— BEGIN —

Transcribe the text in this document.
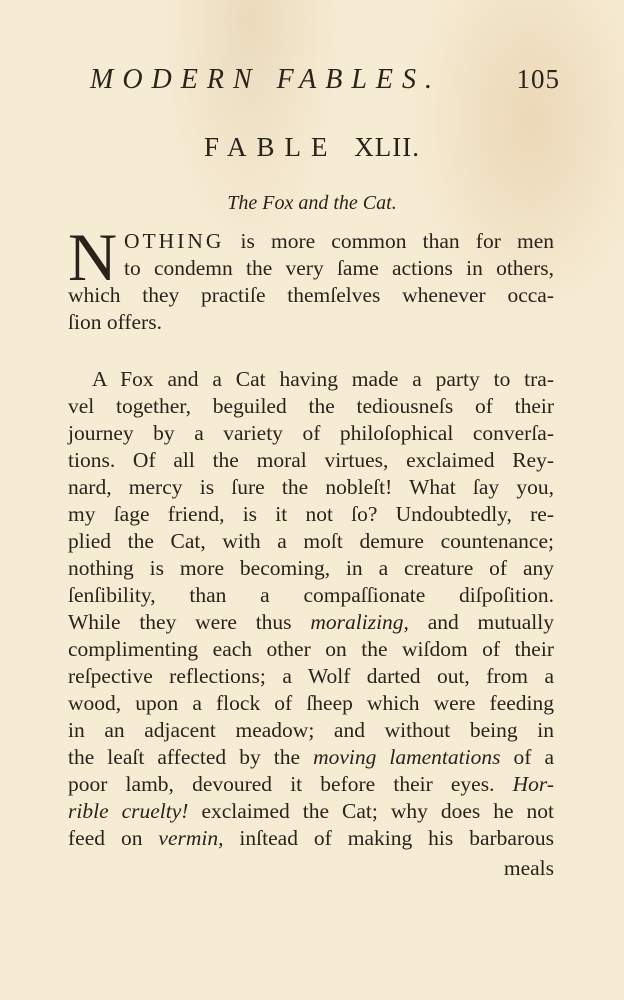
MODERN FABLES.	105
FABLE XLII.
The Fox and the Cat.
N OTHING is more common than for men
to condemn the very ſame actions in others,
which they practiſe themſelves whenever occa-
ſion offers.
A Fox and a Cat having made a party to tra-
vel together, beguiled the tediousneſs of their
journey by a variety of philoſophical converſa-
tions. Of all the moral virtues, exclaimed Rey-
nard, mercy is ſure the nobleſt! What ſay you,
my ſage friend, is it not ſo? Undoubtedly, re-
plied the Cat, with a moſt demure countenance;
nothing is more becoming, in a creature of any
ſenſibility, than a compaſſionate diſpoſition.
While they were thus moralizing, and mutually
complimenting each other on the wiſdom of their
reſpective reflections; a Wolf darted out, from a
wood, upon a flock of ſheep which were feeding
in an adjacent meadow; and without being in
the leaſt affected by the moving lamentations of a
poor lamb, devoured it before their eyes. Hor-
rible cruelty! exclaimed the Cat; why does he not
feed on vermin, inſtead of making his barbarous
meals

— END —
— BEGIN —

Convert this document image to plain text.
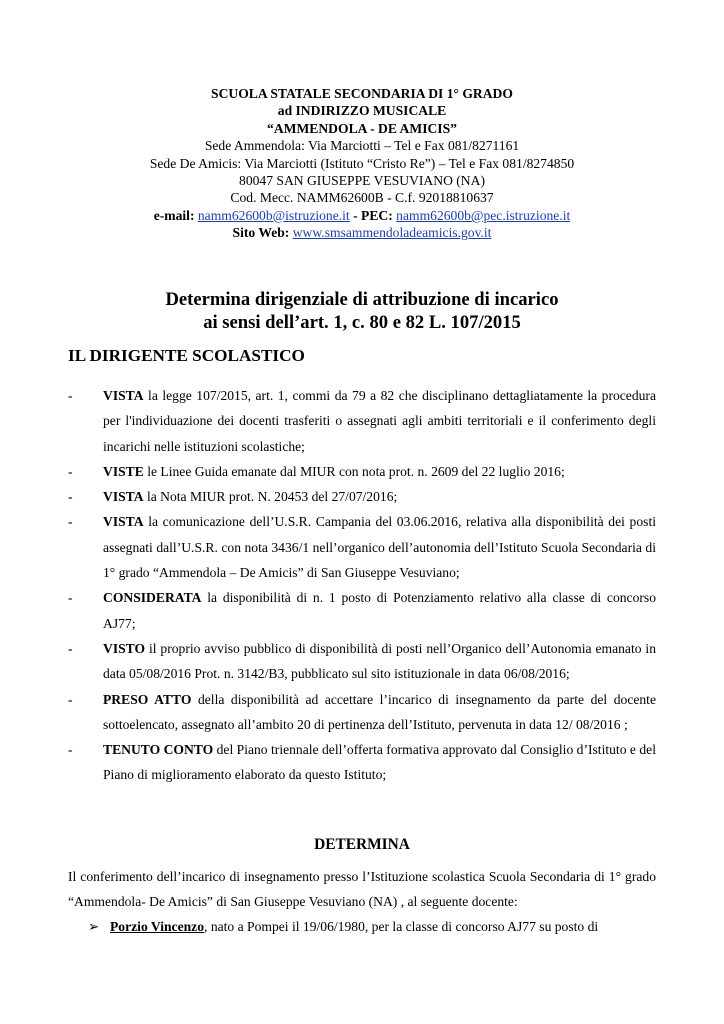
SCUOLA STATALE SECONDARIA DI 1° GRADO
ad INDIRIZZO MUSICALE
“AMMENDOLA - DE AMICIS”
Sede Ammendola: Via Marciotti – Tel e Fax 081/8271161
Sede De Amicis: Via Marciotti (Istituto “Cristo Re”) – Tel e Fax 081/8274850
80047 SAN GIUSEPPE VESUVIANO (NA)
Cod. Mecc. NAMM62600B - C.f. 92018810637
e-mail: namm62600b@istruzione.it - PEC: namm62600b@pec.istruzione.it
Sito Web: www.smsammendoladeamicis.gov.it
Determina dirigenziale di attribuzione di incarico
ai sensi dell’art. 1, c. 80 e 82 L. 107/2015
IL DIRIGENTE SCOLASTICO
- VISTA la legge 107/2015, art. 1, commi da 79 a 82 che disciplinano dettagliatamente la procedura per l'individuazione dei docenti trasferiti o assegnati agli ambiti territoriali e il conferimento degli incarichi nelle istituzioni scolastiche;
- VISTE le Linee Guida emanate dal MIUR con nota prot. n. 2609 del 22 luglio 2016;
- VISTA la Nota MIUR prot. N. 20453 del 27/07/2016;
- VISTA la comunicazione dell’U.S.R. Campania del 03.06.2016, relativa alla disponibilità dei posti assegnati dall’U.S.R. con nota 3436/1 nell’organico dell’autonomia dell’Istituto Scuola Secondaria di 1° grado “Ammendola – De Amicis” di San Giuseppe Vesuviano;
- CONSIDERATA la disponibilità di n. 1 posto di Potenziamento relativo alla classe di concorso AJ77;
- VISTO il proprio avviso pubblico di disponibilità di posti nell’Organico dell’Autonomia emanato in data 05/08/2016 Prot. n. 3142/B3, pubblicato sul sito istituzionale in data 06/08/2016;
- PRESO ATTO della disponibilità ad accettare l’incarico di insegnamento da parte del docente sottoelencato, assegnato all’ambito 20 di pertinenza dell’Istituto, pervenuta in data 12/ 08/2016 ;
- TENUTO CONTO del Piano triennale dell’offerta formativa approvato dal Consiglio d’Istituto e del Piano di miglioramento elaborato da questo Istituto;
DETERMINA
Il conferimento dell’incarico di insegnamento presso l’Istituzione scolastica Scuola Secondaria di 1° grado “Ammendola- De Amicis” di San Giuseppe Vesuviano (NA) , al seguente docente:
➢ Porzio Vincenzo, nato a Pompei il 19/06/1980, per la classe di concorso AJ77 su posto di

— END —
— BEGIN —

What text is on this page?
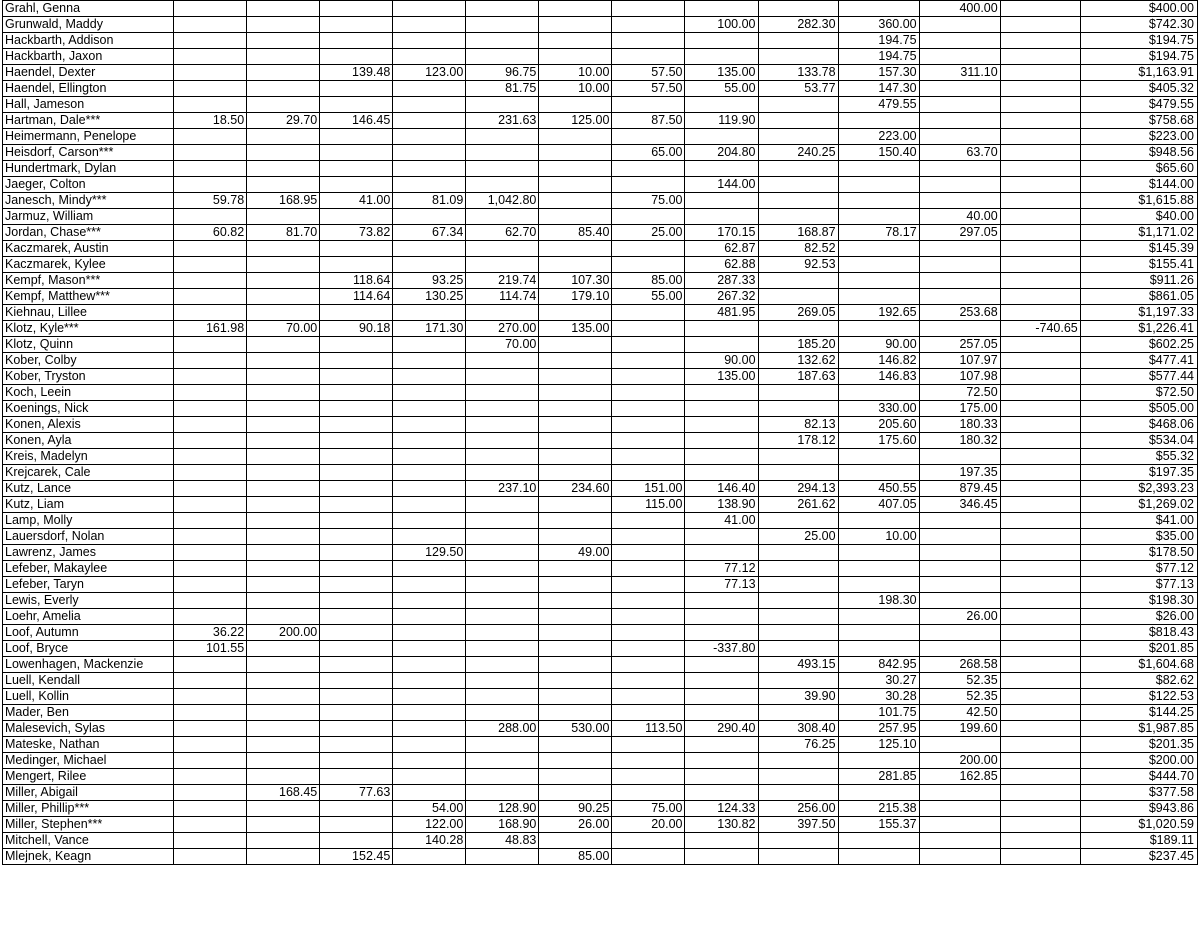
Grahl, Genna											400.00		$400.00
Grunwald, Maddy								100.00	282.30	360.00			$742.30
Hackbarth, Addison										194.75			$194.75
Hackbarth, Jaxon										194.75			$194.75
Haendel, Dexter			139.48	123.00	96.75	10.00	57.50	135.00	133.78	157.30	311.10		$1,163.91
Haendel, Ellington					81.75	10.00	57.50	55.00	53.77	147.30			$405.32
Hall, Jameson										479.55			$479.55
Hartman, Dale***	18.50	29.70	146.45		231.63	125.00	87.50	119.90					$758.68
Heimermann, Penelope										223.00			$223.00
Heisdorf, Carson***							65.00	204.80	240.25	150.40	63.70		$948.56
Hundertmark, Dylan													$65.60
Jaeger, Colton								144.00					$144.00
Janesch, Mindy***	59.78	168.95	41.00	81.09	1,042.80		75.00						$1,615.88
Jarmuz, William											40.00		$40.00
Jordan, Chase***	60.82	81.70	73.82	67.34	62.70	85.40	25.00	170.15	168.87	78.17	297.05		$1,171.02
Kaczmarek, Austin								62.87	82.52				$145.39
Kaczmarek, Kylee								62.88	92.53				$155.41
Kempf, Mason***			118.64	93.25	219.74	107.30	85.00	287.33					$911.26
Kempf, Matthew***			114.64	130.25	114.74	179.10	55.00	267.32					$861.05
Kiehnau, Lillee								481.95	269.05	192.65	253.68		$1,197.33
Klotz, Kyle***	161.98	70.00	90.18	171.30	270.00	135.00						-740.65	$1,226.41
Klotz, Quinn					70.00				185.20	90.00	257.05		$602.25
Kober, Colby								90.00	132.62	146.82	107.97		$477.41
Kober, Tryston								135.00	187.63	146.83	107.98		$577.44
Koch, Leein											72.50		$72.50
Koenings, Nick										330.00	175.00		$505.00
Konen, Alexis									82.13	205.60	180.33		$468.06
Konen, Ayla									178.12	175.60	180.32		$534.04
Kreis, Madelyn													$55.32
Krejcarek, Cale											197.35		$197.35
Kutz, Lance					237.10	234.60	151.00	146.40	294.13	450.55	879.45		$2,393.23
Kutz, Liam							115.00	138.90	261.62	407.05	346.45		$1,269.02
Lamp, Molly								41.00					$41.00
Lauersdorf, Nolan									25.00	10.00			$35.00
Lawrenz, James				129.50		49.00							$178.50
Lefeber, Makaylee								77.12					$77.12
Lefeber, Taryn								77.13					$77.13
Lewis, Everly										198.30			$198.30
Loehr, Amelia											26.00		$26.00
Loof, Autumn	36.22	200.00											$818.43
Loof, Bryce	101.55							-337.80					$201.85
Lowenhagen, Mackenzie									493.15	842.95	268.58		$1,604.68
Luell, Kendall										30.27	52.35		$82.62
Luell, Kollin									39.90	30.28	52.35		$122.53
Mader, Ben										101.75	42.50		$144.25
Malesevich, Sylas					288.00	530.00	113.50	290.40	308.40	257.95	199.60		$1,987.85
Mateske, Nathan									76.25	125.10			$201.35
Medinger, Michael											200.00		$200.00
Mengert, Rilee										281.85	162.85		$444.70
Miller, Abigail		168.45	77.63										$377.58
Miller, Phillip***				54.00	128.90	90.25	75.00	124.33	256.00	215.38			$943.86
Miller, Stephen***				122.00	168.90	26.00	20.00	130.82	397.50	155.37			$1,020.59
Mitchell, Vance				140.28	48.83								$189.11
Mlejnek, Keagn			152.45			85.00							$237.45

— END —

**Exercise**
Review the material and copy each line in which the word "Konen" appears.

**Result for this task**
Konen, Alexis									82.13	205.60	180.33		$468.06
Konen, Ayla									178.12	175.60	180.32		$534.04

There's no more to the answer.